====== Provided information

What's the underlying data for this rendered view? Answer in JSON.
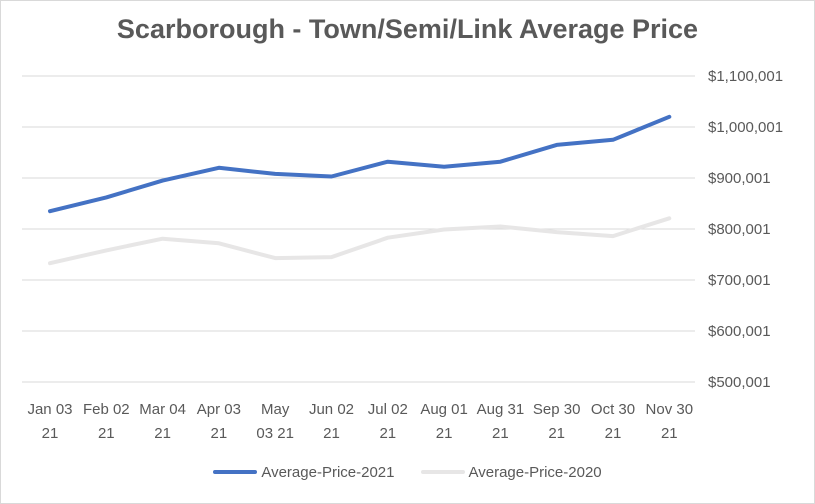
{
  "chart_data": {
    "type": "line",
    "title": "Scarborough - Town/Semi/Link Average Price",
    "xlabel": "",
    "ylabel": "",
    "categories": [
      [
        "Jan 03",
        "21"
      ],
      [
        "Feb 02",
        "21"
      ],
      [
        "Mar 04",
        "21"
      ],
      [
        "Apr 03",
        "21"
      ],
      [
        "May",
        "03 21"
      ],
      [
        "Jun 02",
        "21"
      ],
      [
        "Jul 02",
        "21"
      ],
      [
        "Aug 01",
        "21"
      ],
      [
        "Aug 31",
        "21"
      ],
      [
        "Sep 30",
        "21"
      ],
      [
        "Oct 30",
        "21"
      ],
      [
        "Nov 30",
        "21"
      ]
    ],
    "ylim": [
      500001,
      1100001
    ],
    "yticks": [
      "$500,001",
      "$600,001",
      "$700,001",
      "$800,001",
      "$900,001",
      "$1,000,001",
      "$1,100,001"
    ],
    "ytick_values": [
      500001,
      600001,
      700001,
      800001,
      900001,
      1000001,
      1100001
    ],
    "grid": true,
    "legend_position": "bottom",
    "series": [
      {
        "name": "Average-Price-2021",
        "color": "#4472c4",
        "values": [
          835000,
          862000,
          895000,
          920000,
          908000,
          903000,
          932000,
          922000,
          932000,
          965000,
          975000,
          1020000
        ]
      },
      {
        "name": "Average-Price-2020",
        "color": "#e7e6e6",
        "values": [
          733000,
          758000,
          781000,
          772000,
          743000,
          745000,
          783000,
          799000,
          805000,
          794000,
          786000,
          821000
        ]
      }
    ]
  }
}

============
====== Provided information

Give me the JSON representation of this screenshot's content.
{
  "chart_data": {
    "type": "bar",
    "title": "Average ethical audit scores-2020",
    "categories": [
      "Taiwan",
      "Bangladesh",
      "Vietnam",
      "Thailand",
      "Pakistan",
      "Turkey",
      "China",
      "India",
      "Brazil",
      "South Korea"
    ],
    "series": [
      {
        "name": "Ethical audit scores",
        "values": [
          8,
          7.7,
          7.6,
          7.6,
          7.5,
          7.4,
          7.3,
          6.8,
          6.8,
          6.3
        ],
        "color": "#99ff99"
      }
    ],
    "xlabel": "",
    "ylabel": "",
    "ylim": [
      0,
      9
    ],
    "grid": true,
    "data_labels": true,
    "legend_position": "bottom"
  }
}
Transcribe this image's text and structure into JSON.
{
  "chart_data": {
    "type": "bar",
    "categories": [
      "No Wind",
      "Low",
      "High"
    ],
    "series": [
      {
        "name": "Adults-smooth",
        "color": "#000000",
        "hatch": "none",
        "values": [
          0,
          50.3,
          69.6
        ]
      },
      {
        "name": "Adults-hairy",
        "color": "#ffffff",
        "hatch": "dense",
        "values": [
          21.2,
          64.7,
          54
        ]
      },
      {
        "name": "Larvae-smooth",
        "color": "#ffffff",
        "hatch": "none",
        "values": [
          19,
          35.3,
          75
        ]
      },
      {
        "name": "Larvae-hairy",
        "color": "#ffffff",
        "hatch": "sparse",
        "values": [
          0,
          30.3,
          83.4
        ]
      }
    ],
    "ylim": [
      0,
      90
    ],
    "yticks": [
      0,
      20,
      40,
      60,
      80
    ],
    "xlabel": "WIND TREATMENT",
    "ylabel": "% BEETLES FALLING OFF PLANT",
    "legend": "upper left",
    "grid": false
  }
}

============

Determine how many lines of the data contain "hairy" and give nothing but that number.

- Answer to this exercise
2